**What is expected:** Copy every record below exactly.

**Exercise material:**

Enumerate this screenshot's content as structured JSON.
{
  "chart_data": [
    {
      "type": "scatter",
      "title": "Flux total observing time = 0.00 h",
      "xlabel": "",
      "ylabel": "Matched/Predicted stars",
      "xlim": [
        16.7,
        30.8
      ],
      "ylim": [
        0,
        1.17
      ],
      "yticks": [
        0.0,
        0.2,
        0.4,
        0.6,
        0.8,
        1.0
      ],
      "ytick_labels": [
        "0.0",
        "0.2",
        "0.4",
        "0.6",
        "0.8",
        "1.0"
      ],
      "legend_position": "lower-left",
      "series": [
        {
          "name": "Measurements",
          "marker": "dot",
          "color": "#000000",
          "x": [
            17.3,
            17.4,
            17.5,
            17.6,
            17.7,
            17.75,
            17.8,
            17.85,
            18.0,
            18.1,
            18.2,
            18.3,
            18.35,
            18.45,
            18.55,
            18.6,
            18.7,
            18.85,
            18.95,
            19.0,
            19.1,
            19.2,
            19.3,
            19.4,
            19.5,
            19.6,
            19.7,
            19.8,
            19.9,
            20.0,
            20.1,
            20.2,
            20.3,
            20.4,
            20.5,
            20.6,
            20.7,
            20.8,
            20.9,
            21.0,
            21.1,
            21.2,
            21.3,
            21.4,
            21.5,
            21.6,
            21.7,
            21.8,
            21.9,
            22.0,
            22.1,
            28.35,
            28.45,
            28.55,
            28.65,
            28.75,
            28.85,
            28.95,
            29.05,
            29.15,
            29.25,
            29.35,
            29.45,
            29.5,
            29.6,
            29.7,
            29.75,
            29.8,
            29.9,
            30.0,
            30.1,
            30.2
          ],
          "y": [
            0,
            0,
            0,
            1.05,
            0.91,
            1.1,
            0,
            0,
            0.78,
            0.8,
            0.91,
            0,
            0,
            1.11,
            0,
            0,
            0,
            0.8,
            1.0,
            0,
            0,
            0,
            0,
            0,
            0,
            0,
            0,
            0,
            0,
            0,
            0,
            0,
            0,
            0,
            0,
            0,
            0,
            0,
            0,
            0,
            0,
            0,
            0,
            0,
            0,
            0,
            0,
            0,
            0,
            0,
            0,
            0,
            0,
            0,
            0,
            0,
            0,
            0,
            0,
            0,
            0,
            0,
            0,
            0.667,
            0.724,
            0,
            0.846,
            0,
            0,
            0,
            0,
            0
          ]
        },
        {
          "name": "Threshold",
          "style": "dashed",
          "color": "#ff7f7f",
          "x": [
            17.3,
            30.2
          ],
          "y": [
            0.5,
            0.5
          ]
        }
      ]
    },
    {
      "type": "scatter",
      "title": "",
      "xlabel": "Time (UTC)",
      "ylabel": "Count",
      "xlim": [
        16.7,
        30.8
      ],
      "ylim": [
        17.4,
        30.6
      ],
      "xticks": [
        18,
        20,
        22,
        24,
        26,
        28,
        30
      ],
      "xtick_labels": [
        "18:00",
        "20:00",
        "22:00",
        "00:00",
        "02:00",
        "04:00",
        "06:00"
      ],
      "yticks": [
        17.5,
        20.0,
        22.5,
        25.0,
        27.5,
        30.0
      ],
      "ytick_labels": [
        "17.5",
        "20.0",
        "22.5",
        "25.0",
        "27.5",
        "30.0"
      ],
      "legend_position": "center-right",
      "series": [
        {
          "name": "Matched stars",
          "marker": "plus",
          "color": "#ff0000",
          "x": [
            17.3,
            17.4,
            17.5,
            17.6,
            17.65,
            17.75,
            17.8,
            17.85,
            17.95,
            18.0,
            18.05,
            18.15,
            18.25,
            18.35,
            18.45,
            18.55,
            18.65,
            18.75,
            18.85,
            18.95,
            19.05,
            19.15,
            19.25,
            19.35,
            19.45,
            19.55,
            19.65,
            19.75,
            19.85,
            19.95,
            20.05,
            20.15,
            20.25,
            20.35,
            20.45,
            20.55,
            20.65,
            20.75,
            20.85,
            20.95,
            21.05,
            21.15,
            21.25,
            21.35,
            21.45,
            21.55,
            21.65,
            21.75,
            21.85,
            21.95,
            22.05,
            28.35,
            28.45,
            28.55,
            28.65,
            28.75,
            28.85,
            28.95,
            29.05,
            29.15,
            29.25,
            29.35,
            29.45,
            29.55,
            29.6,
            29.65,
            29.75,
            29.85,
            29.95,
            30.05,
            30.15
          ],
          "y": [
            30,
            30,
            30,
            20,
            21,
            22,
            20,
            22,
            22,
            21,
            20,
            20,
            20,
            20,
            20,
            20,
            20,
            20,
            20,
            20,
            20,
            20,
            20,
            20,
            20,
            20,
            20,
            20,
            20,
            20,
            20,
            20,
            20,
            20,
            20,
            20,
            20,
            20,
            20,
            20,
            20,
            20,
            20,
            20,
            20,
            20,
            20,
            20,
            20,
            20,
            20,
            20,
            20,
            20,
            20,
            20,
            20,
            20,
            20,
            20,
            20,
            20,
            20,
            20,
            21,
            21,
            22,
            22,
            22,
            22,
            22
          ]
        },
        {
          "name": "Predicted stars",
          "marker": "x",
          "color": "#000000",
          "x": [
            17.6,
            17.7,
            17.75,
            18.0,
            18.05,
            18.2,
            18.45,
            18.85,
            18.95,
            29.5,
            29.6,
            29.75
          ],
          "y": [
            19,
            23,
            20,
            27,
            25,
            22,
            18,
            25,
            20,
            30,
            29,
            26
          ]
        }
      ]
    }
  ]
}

**Exercise solution:**
Enumerate this screenshot's content as structured JSON.
{
  "chart_data": [
    {
      "type": "scatter",
      "title": "Flux total observing time = 0.00 h",
      "xlabel": "",
      "ylabel": "Matched/Predicted stars",
      "xlim": [
        16.7,
        30.8
      ],
      "ylim": [
        0,
        1.17
      ],
      "yticks": [
        0.0,
        0.2,
        0.4,
        0.6,
        0.8,
        1.0
      ],
      "ytick_labels": [
        "0.0",
        "0.2",
        "0.4",
        "0.6",
        "0.8",
        "1.0"
      ],
      "legend_position": "lower-left",
      "series": [
        {
          "name": "Measurements",
          "marker": "dot",
          "color": "#000000",
          "x": [
            17.3,
            17.4,
            17.5,
            17.6,
            17.7,
            17.75,
            17.8,
            17.85,
            18.0,
            18.1,
            18.2,
            18.3,
            18.35,
            18.45,
            18.55,
            18.6,
            18.7,
            18.85,
            18.95,
            19.0,
            19.1,
            19.2,
            19.3,
            19.4,
            19.5,
            19.6,
            19.7,
            19.8,
            19.9,
            20.0,
            20.1,
            20.2,
            20.3,
            20.4,
            20.5,
            20.6,
            20.7,
            20.8,
            20.9,
            21.0,
            21.1,
            21.2,
            21.3,
            21.4,
            21.5,
            21.6,
            21.7,
            21.8,
            21.9,
            22.0,
            22.1,
            28.35,
            28.45,
            28.55,
            28.65,
            28.75,
            28.85,
            28.95,
            29.05,
            29.15,
            29.25,
            29.35,
            29.45,
            29.5,
            29.6,
            29.7,
            29.75,
            29.8,
            29.9,
            30.0,
            30.1,
            30.2
          ],
          "y": [
            0,
            0,
            0,
            1.05,
            0.91,
            1.1,
            0,
            0,
            0.78,
            0.8,
            0.91,
            0,
            0,
            1.11,
            0,
            0,
            0,
            0.8,
            1.0,
            0,
            0,
            0,
            0,
            0,
            0,
            0,
            0,
            0,
            0,
            0,
            0,
            0,
            0,
            0,
            0,
            0,
            0,
            0,
            0,
            0,
            0,
            0,
            0,
            0,
            0,
            0,
            0,
            0,
            0,
            0,
            0,
            0,
            0,
            0,
            0,
            0,
            0,
            0,
            0,
            0,
            0,
            0,
            0,
            0.667,
            0.724,
            0,
            0.846,
            0,
            0,
            0,
            0,
            0
          ]
        },
        {
          "name": "Threshold",
          "style": "dashed",
          "color": "#ff7f7f",
          "x": [
            17.3,
            30.2
          ],
          "y": [
            0.5,
            0.5
          ]
        }
      ]
    },
    {
      "type": "scatter",
      "title": "",
      "xlabel": "Time (UTC)",
      "ylabel": "Count",
      "xlim": [
        16.7,
        30.8
      ],
      "ylim": [
        17.4,
        30.6
      ],
      "xticks": [
        18,
        20,
        22,
        24,
        26,
        28,
        30
      ],
      "xtick_labels": [
        "18:00",
        "20:00",
        "22:00",
        "00:00",
        "02:00",
        "04:00",
        "06:00"
      ],
      "yticks": [
        17.5,
        20.0,
        22.5,
        25.0,
        27.5,
        30.0
      ],
      "ytick_labels": [
        "17.5",
        "20.0",
        "22.5",
        "25.0",
        "27.5",
        "30.0"
      ],
      "legend_position": "center-right",
      "series": [
        {
          "name": "Matched stars",
          "marker": "plus",
          "color": "#ff0000",
          "x": [
            17.3,
            17.4,
            17.5,
            17.6,
            17.65,
            17.75,
            17.8,
            17.85,
            17.95,
            18.0,
            18.05,
            18.15,
            18.25,
            18.35,
            18.45,
            18.55,
            18.65,
            18.75,
            18.85,
            18.95,
            19.05,
            19.15,
            19.25,
            19.35,
            19.45,
            19.55,
            19.65,
            19.75,
            19.85,
            19.95,
            20.05,
            20.15,
            20.25,
            20.35,
            20.45,
            20.55,
            20.65,
            20.75,
            20.85,
            20.95,
            21.05,
            21.15,
            21.25,
            21.35,
            21.45,
            21.55,
            21.65,
            21.75,
            21.85,
            21.95,
            22.05,
            28.35,
            28.45,
            28.55,
            28.65,
            28.75,
            28.85,
            28.95,
            29.05,
            29.15,
            29.25,
            29.35,
            29.45,
            29.55,
            29.6,
            29.65,
            29.75,
            29.85,
            29.95,
            30.05,
            30.15
          ],
          "y": [
            30,
            30,
            30,
            20,
            21,
            22,
            20,
            22,
            22,
            21,
            20,
            20,
            20,
            20,
            20,
            20,
            20,
            20,
            20,
            20,
            20,
            20,
            20,
            20,
            20,
            20,
            20,
            20,
            20,
            20,
            20,
            20,
            20,
            20,
            20,
            20,
            20,
            20,
            20,
            20,
            20,
            20,
            20,
            20,
            20,
            20,
            20,
            20,
            20,
            20,
            20,
            20,
            20,
            20,
            20,
            20,
            20,
            20,
            20,
            20,
            20,
            20,
            20,
            20,
            21,
            21,
            22,
            22,
            22,
            22,
            22
          ]
        },
        {
          "name": "Predicted stars",
          "marker": "x",
          "color": "#000000",
          "x": [
            17.6,
            17.7,
            17.75,
            18.0,
            18.05,
            18.2,
            18.45,
            18.85,
            18.95,
            29.5,
            29.6,
            29.75
          ],
          "y": [
            19,
            23,
            20,
            27,
            25,
            22,
            18,
            25,
            20,
            30,
            29,
            26
          ]
        }
      ]
    }
  ]
}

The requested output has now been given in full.